Answer with the number of lines in the listing below that contain the word "услуг", and nothing else.
::::::::::
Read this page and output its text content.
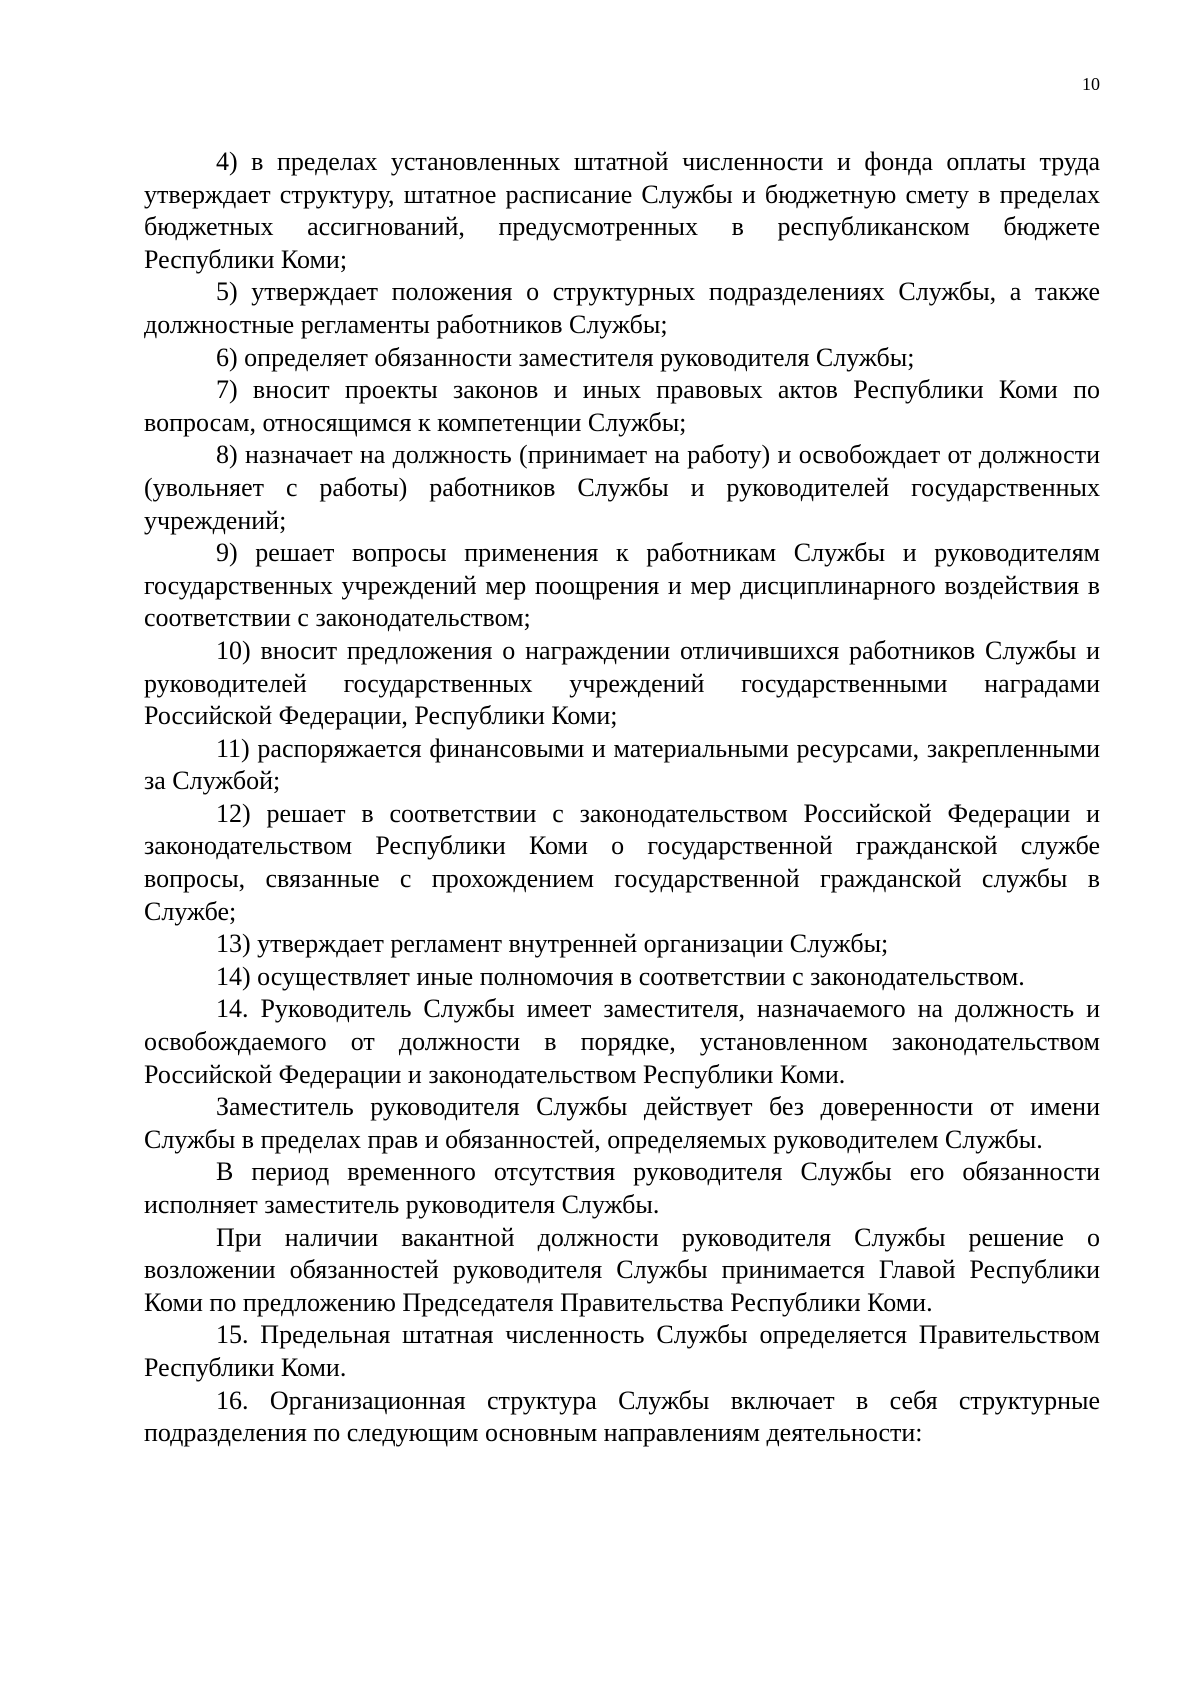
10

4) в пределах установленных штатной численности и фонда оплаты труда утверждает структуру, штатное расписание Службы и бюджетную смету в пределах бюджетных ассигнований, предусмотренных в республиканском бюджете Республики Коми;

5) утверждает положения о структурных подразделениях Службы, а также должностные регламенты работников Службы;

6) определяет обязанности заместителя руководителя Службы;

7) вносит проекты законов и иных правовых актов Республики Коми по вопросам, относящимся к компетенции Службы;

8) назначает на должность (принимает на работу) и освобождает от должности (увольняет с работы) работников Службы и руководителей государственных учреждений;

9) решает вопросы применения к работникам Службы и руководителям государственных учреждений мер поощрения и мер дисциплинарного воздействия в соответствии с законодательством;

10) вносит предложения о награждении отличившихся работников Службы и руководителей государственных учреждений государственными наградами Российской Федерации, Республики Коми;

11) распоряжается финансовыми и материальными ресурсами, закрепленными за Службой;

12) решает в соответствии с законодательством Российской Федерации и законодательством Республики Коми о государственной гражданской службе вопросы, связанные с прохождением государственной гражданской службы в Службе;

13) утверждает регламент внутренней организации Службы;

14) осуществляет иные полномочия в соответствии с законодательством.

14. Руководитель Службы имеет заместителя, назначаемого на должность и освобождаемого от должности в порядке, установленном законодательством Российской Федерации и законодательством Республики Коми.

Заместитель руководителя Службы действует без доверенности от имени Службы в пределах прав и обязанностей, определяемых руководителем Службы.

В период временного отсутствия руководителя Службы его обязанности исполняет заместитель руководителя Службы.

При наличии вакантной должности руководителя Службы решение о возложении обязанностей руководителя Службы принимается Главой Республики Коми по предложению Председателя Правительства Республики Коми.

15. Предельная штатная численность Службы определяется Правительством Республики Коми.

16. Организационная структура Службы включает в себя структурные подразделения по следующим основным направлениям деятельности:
::::::::::
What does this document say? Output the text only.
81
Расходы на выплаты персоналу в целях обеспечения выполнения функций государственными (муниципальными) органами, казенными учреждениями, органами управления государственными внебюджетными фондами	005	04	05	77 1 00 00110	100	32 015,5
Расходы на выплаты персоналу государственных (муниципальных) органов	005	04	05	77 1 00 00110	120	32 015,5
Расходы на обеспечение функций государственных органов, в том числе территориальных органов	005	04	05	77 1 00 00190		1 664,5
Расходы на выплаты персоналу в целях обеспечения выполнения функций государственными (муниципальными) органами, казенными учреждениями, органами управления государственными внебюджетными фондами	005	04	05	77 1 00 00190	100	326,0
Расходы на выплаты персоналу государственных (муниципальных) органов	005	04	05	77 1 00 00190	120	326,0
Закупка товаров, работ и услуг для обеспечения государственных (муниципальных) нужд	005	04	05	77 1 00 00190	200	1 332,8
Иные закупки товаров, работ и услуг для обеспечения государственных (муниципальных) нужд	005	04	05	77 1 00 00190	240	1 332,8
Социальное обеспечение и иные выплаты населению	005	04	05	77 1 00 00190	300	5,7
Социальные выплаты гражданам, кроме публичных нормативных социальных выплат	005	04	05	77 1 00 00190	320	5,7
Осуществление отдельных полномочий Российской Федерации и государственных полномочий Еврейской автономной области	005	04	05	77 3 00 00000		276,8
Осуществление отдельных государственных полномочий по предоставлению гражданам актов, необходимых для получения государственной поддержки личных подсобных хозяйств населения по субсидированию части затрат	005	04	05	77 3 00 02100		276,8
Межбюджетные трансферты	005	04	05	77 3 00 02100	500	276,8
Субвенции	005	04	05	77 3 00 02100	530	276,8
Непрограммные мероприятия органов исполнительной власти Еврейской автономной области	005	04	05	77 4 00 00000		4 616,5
::::::::::
# PROBLEM SOLUTION:
2